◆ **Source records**

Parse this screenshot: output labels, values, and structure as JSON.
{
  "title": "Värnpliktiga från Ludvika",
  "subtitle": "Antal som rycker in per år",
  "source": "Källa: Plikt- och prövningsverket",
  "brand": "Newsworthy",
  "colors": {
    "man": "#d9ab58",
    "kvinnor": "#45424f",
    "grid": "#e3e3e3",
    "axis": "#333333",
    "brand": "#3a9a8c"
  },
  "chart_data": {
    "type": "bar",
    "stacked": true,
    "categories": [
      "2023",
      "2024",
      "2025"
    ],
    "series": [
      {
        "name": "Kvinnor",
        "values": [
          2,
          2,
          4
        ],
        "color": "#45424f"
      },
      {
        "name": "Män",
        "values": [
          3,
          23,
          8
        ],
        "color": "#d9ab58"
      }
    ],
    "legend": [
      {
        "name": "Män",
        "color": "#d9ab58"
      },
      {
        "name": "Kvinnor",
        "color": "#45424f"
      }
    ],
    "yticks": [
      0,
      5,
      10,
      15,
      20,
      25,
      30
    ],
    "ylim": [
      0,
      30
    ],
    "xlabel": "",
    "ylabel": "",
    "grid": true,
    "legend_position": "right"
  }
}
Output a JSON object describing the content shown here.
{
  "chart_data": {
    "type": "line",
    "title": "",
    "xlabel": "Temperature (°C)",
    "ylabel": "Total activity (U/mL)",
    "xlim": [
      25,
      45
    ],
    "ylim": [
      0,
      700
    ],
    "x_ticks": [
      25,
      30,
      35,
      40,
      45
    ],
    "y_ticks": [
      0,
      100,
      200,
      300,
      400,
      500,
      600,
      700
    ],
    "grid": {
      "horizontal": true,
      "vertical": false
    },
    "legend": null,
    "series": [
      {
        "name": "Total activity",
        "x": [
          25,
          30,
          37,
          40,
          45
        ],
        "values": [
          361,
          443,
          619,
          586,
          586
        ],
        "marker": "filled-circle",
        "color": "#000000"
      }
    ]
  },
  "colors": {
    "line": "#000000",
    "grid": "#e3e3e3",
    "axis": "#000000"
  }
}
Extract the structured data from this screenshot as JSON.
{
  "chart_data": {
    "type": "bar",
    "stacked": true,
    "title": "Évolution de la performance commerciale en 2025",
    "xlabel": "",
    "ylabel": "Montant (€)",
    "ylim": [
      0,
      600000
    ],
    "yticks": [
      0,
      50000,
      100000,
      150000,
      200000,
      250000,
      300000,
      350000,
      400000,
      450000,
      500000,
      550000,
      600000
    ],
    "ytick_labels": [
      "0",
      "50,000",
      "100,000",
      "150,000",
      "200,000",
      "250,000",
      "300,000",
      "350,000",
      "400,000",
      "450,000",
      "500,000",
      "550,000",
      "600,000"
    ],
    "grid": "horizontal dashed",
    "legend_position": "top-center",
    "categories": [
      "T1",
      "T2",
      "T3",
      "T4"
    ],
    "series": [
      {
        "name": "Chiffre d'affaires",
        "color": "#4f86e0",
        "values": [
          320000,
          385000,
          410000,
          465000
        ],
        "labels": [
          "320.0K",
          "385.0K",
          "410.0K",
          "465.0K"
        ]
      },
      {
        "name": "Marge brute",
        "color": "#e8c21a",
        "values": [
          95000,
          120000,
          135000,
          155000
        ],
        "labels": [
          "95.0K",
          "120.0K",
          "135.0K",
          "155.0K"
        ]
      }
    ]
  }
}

◆ **TASK DESCRIPTION**
Count the lines of the material that include the word "grid", then report only the total.

◆ **FINAL RESULT**
5